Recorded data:
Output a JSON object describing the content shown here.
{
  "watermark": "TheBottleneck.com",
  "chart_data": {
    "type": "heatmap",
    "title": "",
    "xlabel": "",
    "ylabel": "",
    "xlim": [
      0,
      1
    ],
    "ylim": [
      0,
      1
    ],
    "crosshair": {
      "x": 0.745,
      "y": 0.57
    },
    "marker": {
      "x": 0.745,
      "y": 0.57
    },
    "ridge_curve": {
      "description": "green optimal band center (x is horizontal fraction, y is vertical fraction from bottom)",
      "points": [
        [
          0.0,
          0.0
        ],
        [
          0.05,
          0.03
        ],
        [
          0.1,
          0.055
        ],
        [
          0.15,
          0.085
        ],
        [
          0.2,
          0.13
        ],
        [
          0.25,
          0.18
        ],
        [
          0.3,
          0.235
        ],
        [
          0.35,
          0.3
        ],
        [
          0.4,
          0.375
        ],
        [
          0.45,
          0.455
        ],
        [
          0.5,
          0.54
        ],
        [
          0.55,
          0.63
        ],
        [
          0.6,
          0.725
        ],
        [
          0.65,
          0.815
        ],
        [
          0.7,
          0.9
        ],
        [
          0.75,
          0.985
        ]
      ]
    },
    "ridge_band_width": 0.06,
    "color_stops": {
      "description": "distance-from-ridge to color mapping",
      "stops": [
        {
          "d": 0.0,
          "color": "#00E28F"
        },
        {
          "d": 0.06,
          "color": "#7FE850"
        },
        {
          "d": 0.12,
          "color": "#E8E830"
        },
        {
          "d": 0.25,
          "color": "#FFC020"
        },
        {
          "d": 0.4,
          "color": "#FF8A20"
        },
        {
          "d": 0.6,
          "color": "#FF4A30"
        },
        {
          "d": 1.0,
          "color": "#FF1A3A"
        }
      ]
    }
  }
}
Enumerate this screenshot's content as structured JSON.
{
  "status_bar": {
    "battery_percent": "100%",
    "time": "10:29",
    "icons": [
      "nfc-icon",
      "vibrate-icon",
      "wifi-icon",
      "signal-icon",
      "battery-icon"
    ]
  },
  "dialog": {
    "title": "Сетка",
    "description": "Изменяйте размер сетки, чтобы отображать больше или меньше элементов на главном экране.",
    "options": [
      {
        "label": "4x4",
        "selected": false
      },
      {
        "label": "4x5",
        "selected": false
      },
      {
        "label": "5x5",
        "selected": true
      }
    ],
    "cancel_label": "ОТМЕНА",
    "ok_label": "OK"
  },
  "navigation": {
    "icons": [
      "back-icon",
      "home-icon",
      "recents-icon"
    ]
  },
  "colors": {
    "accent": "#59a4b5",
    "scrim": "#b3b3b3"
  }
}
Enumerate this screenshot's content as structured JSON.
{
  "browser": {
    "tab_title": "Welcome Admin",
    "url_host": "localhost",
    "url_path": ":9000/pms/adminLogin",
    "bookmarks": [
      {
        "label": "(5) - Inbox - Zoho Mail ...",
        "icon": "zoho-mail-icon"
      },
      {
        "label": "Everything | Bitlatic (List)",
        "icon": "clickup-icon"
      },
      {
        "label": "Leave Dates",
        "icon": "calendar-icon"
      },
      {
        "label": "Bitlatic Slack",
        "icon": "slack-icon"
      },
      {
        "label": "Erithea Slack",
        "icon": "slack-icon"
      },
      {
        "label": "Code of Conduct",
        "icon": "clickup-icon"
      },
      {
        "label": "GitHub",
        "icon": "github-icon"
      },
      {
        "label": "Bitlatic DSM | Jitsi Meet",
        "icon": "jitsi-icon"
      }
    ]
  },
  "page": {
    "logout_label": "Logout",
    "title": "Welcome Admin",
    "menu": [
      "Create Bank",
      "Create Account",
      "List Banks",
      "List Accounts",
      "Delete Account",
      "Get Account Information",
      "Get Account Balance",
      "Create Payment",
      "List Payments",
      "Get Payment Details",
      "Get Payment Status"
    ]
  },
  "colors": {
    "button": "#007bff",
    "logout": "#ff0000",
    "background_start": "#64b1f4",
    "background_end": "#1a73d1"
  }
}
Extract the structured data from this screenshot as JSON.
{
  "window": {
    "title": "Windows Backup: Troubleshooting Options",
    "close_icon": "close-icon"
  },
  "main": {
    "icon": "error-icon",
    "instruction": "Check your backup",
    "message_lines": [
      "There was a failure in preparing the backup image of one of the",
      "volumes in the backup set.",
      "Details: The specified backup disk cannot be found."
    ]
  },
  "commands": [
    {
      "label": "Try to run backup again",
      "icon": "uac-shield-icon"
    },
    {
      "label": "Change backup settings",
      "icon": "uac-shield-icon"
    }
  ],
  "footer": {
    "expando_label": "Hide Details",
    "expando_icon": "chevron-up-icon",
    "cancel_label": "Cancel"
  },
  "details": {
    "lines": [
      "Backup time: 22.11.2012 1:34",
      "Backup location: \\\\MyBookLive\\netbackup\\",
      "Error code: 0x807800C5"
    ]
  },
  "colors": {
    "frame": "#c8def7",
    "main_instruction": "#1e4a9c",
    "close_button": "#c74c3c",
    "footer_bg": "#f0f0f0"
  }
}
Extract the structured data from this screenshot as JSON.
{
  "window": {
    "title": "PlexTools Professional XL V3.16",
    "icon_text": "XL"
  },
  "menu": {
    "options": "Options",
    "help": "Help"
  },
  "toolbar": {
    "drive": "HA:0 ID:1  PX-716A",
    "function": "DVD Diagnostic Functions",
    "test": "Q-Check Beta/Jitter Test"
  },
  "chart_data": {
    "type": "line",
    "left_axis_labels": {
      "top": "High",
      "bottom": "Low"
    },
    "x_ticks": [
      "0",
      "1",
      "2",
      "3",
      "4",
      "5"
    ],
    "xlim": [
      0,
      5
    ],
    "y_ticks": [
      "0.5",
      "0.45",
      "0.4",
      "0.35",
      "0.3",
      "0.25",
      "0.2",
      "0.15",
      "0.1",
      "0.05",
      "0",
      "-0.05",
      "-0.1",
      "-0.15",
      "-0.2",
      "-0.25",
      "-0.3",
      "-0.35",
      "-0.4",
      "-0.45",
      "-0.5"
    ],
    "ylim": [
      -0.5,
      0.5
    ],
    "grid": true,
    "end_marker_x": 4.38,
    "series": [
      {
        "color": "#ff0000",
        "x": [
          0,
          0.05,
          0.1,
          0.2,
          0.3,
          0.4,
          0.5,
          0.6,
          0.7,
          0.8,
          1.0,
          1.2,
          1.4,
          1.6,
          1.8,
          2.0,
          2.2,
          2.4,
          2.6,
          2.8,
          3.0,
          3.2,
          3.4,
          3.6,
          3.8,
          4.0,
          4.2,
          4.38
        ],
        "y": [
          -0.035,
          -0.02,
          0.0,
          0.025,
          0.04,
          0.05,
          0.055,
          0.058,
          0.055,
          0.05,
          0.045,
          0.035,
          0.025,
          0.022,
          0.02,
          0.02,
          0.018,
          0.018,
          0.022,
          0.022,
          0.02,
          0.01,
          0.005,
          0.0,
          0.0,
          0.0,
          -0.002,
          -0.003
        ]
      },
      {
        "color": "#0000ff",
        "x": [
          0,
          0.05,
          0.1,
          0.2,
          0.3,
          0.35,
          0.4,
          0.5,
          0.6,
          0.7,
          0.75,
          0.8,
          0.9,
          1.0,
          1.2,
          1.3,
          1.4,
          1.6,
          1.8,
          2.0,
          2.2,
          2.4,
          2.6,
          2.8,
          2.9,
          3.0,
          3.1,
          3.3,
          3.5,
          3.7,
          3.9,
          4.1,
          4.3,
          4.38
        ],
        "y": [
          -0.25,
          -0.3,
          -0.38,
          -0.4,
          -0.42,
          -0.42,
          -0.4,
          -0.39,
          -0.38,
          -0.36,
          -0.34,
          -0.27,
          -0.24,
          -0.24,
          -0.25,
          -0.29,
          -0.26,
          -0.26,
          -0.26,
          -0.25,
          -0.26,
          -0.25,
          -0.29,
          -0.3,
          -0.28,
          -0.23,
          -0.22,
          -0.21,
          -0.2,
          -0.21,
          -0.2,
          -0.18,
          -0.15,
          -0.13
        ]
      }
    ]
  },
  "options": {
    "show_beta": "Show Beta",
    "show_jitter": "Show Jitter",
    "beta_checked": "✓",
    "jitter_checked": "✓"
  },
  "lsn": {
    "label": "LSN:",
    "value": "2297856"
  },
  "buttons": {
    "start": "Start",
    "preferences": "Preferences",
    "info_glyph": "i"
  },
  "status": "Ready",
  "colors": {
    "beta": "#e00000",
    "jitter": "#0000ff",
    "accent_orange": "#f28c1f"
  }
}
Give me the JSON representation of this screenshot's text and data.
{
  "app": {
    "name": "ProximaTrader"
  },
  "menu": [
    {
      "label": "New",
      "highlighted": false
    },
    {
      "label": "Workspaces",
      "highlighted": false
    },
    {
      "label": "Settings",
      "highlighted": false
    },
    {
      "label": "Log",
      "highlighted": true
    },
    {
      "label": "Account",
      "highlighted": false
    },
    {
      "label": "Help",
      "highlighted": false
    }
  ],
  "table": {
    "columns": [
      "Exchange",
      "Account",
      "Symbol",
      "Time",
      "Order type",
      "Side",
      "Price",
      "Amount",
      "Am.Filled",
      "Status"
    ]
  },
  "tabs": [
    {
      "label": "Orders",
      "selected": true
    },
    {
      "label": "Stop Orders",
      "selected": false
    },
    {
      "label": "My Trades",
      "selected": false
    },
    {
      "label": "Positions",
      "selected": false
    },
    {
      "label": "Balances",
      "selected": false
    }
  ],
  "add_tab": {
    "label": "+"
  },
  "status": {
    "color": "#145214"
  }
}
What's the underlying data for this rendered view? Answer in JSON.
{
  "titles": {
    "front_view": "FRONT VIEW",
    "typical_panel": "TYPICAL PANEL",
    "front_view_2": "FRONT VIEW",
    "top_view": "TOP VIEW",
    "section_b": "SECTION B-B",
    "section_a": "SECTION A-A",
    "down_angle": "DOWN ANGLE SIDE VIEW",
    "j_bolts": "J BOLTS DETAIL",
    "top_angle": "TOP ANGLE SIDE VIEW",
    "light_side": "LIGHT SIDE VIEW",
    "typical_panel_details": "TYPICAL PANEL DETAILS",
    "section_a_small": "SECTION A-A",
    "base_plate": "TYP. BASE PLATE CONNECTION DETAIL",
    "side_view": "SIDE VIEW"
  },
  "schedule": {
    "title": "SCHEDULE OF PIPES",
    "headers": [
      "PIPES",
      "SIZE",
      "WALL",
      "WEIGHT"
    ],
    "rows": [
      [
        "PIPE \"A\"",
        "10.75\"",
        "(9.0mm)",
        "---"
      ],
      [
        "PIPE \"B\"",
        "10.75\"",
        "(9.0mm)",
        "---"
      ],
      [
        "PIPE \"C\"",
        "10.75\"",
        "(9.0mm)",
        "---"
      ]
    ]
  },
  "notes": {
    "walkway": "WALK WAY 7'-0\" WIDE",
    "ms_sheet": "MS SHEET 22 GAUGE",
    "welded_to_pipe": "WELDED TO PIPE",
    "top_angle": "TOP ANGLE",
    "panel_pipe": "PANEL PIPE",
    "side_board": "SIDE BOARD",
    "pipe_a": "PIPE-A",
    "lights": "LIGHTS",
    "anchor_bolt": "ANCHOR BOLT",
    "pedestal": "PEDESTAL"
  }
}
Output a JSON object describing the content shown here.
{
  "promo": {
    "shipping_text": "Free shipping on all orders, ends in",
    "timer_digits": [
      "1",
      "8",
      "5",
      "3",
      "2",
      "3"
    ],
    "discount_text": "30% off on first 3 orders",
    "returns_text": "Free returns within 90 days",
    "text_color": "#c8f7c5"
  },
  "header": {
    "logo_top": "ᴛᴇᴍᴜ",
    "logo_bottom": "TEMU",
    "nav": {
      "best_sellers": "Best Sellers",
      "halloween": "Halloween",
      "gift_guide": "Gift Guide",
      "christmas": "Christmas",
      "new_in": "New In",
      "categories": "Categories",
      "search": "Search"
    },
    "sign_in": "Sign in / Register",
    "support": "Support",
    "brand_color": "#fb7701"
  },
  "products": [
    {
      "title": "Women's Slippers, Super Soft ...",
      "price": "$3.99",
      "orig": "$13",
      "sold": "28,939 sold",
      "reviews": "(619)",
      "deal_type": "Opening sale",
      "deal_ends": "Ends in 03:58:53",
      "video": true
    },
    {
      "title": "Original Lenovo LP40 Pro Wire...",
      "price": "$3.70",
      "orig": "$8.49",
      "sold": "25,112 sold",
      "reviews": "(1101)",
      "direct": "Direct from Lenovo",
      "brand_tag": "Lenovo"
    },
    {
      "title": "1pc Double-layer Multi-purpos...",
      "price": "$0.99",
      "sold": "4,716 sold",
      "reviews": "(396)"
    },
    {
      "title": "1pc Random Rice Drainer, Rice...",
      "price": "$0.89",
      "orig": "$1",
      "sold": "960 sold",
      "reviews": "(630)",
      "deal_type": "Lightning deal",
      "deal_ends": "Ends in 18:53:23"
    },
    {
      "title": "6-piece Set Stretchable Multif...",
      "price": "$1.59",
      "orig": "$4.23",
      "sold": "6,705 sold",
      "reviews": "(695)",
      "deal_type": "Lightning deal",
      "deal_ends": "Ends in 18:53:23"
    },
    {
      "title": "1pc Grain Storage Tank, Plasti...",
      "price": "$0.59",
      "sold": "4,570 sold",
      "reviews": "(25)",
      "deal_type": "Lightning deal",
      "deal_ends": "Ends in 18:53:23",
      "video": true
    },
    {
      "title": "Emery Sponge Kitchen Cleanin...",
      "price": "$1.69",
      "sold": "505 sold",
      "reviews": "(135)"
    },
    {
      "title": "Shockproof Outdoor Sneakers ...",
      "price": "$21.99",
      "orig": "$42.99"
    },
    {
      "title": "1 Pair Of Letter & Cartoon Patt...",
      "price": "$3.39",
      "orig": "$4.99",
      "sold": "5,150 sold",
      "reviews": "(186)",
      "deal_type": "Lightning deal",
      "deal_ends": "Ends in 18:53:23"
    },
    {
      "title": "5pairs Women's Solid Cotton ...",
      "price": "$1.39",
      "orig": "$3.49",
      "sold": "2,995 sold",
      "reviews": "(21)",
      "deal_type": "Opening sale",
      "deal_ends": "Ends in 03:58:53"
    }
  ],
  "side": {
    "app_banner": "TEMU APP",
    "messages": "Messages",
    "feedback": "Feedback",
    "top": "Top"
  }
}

Required task:
Find the word "from" in the data and show each line that holds it.

Worked answer:
      "description": "green optimal band center (x is horizontal fraction, y is vertical fraction from bottom)",
      "description": "distance-from-ridge to color mapping",
Extract the structured data from this screenshot as JSON.
Extract the structured data from this screenshot as JSON.
      "direct": "Direct from Lenovo",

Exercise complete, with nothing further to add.